*WRITTEN REQUEST*:
Write every line out verbatim and omit the pictures.

*INPUT DATA*:
— start —

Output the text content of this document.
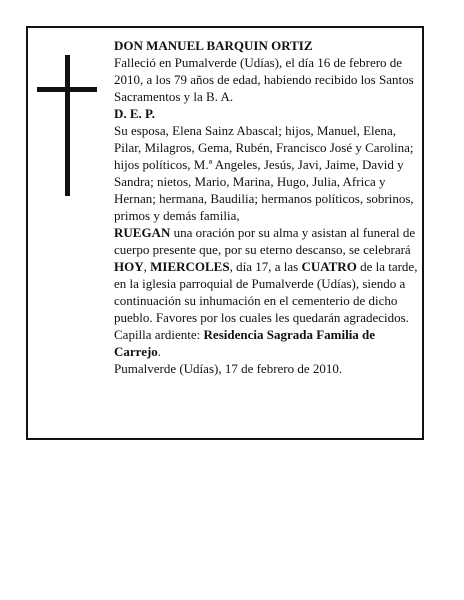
DON MANUEL BARQUIN ORTIZ

Falleció en Pumalverde (Udías), el día 16 de febrero de 2010, a los 79 años de edad, habiendo recibido los Santos Sacramentos y la B. A.

D. E. P.

Su esposa, Elena Sainz Abascal; hijos, Manuel, Elena, Pilar, Milagros, Gema, Rubén, Francisco José y Carolina; hijos políticos, M.ª Angeles, Jesús, Javi, Jaime, David y Sandra; nietos, Mario, Marina, Hugo, Julia, Africa y Hernan; hermana, Baudilia; hermanos políticos, sobrinos, primos y demás familia,

RUEGAN una oración por su alma y asistan al funeral de cuerpo presente que, por su eterno descanso, se celebrará HOY, MIERCOLES, día 17, a las CUATRO de la tarde, en la iglesia parroquial de Pumalverde (Udías), siendo a continuación su inhumación en el cementerio de dicho pueblo. Favores por los cuales les quedarán agradecidos.

Capilla ardiente: Residencia Sagrada Familia de Carrejo.

Pumalverde (Udías), 17 de febrero de 2010.
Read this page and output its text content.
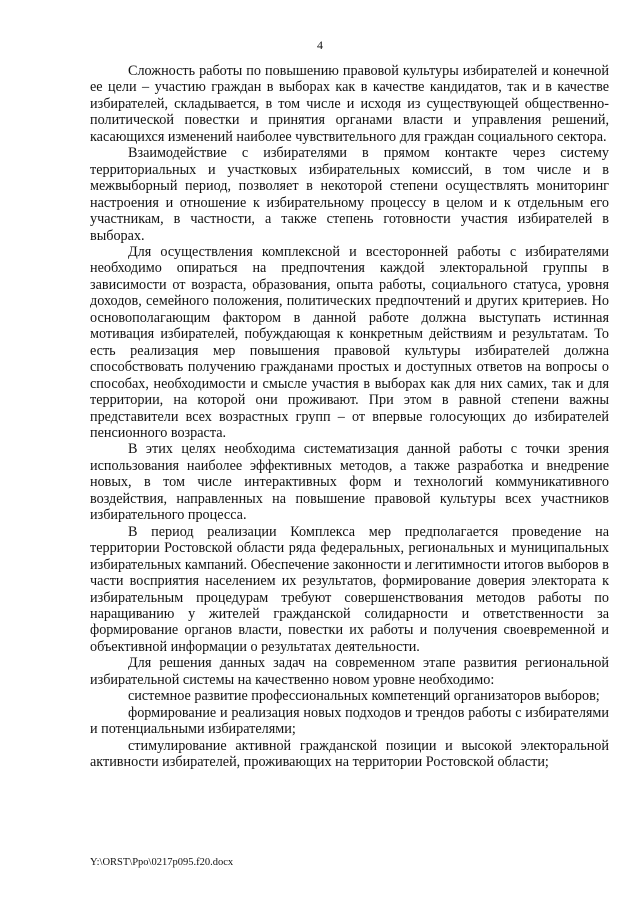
4

Сложность работы по повышению правовой культуры избирателей и конечной ее цели – участию граждан в выборах как в качестве кандидатов, так и в качестве избирателей, складывается, в том числе и исходя из существующей общественно-политической повестки и принятия органами власти и управления решений, касающихся изменений наиболее чувствительного для граждан социального сектора.

Взаимодействие с избирателями в прямом контакте через систему территориальных и участковых избирательных комиссий, в том числе и в межвыборный период, позволяет в некоторой степени осуществлять мониторинг настроения и отношение к избирательному процессу в целом и к отдельным его участникам, в частности, а также степень готовности участия избирателей в выборах.

Для осуществления комплексной и всесторонней работы с избирателями необходимо опираться на предпочтения каждой электоральной группы в зависимости от возраста, образования, опыта работы, социального статуса, уровня доходов, семейного положения, политических предпочтений и других критериев. Но основополагающим фактором в данной работе должна выступать истинная мотивация избирателей, побуждающая к конкретным действиям и результатам. То есть реализация мер повышения правовой культуры избирателей должна способствовать получению гражданами простых и доступных ответов на вопросы о способах, необходимости и смысле участия в выборах как для них самих, так и для территории, на которой они проживают. При этом в равной степени важны представители всех возрастных групп – от впервые голосующих до избирателей пенсионного возраста.

В этих целях необходима систематизация данной работы с точки зрения использования наиболее эффективных методов, а также разработка и внедрение новых, в том числе интерактивных форм и технологий коммуникативного воздействия, направленных на повышение правовой культуры всех участников избирательного процесса.

В период реализации Комплекса мер предполагается проведение на территории Ростовской области ряда федеральных, региональных и муниципальных избирательных кампаний. Обеспечение законности и легитимности итогов выборов в части восприятия населением их результатов, формирование доверия электората к избирательным процедурам требуют совершенствования методов работы по наращиванию у жителей гражданской солидарности и ответственности за формирование органов власти, повестки их работы и получения своевременной и объективной информации о результатах деятельности.

Для решения данных задач на современном этапе развития региональной избирательной системы на качественно новом уровне необходимо:

системное развитие профессиональных компетенций организаторов выборов;

формирование и реализация новых подходов и трендов работы с избирателями и потенциальными избирателями;

стимулирование активной гражданской позиции и высокой электоральной активности избирателей, проживающих на территории Ростовской области;

Y:\ORST\Ppo\0217p095.f20.docx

— end —

*SOLUTION TO THIS PROBLEM*:
Output the text content of this document.
DON MANUEL BARQUIN ORTIZ

Falleció en Pumalverde (Udías), el día 16 de febrero de 2010, a los 79 años de edad, habiendo recibido los Santos Sacramentos y la B. A.

D. E. P.

Su esposa, Elena Sainz Abascal; hijos, Manuel, Elena, Pilar, Milagros, Gema, Rubén, Francisco José y Carolina; hijos políticos, M.ª Angeles, Jesús, Javi, Jaime, David y Sandra; nietos, Mario, Marina, Hugo, Julia, Africa y Hernan; hermana, Baudilia; hermanos políticos, sobrinos, primos y demás familia,

RUEGAN una oración por su alma y asistan al funeral de cuerpo presente que, por su eterno descanso, se celebrará HOY, MIERCOLES, día 17, a las CUATRO de la tarde, en la iglesia parroquial de Pumalverde (Udías), siendo a continuación su inhumación en el cementerio de dicho pueblo. Favores por los cuales les quedarán agradecidos.

Capilla ardiente: Residencia Sagrada Familia de Carrejo.

Pumalverde (Udías), 17 de febrero de 2010.
Read this page and output its text content.
4

Сложность работы по повышению правовой культуры избирателей и конечной ее цели – участию граждан в выборах как в качестве кандидатов, так и в качестве избирателей, складывается, в том числе и исходя из существующей общественно-политической повестки и принятия органами власти и управления решений, касающихся изменений наиболее чувствительного для граждан социального сектора.

Взаимодействие с избирателями в прямом контакте через систему территориальных и участковых избирательных комиссий, в том числе и в межвыборный период, позволяет в некоторой степени осуществлять мониторинг настроения и отношение к избирательному процессу в целом и к отдельным его участникам, в частности, а также степень готовности участия избирателей в выборах.

Для осуществления комплексной и всесторонней работы с избирателями необходимо опираться на предпочтения каждой электоральной группы в зависимости от возраста, образования, опыта работы, социального статуса, уровня доходов, семейного положения, политических предпочтений и других критериев. Но основополагающим фактором в данной работе должна выступать истинная мотивация избирателей, побуждающая к конкретным действиям и результатам. То есть реализация мер повышения правовой культуры избирателей должна способствовать получению гражданами простых и доступных ответов на вопросы о способах, необходимости и смысле участия в выборах как для них самих, так и для территории, на которой они проживают. При этом в равной степени важны представители всех возрастных групп – от впервые голосующих до избирателей пенсионного возраста.

В этих целях необходима систематизация данной работы с точки зрения использования наиболее эффективных методов, а также разработка и внедрение новых, в том числе интерактивных форм и технологий коммуникативного воздействия, направленных на повышение правовой культуры всех участников избирательного процесса.

В период реализации Комплекса мер предполагается проведение на территории Ростовской области ряда федеральных, региональных и муниципальных избирательных кампаний. Обеспечение законности и легитимности итогов выборов в части восприятия населением их результатов, формирование доверия электората к избирательным процедурам требуют совершенствования методов работы по наращиванию у жителей гражданской солидарности и ответственности за формирование органов власти, повестки их работы и получения своевременной и объективной информации о результатах деятельности.

Для решения данных задач на современном этапе развития региональной избирательной системы на качественно новом уровне необходимо:

системное развитие профессиональных компетенций организаторов выборов;

формирование и реализация новых подходов и трендов работы с избирателями и потенциальными избирателями;

стимулирование активной гражданской позиции и высокой электоральной активности избирателей, проживающих на территории Ростовской области;

Y:\ORST\Ppo\0217p095.f20.docx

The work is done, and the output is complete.